▸ **Material for this task**:
____

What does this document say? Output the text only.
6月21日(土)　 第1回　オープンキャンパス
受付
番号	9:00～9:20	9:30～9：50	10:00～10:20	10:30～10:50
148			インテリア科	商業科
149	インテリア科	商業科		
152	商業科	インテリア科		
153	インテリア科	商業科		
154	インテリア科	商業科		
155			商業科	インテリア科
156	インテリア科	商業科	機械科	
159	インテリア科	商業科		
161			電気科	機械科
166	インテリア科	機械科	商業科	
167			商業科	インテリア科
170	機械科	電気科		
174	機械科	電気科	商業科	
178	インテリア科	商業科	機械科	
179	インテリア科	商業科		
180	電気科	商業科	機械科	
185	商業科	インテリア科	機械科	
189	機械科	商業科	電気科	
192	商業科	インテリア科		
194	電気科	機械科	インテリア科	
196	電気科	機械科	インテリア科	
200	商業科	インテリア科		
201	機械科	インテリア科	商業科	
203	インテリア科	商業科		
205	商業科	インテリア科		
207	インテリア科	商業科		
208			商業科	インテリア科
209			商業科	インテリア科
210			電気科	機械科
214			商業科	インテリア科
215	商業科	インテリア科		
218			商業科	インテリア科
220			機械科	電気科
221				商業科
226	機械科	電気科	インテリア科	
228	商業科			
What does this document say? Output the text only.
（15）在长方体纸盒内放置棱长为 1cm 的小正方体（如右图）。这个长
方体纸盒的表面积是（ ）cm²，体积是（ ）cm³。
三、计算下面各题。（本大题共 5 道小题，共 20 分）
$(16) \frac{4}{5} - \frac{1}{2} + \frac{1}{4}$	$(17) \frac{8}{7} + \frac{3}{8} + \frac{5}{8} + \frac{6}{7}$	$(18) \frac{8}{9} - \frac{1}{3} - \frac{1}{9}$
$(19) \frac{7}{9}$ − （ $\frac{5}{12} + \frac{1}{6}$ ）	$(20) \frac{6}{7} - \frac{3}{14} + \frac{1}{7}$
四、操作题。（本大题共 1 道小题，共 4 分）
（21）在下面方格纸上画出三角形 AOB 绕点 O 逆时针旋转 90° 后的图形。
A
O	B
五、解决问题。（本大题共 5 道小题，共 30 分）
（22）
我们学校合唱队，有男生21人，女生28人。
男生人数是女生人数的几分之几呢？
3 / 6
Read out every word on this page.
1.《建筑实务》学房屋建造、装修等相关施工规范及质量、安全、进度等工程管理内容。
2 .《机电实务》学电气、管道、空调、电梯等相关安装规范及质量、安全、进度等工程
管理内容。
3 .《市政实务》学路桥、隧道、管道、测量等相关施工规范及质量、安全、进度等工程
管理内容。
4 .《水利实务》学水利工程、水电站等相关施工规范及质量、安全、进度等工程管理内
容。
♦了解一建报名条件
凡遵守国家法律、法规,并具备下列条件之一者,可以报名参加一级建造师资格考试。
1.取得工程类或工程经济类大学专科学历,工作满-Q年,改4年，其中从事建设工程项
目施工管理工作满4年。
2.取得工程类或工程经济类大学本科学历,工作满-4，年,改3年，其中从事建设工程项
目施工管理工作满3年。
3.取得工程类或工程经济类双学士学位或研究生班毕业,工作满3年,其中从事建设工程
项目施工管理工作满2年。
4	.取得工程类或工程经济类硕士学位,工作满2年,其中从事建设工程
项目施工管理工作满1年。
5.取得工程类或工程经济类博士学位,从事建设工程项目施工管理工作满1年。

____

▸ **Directions for this task**: Find each line holding "本大题共". Copy it out.

▸ **Complete answer**:
三、计算下面各题。（本大题共 5 道小题，共 20 分）
四、操作题。（本大题共 1 道小题，共 4 分）
五、解决问题。（本大题共 5 道小题，共 30 分）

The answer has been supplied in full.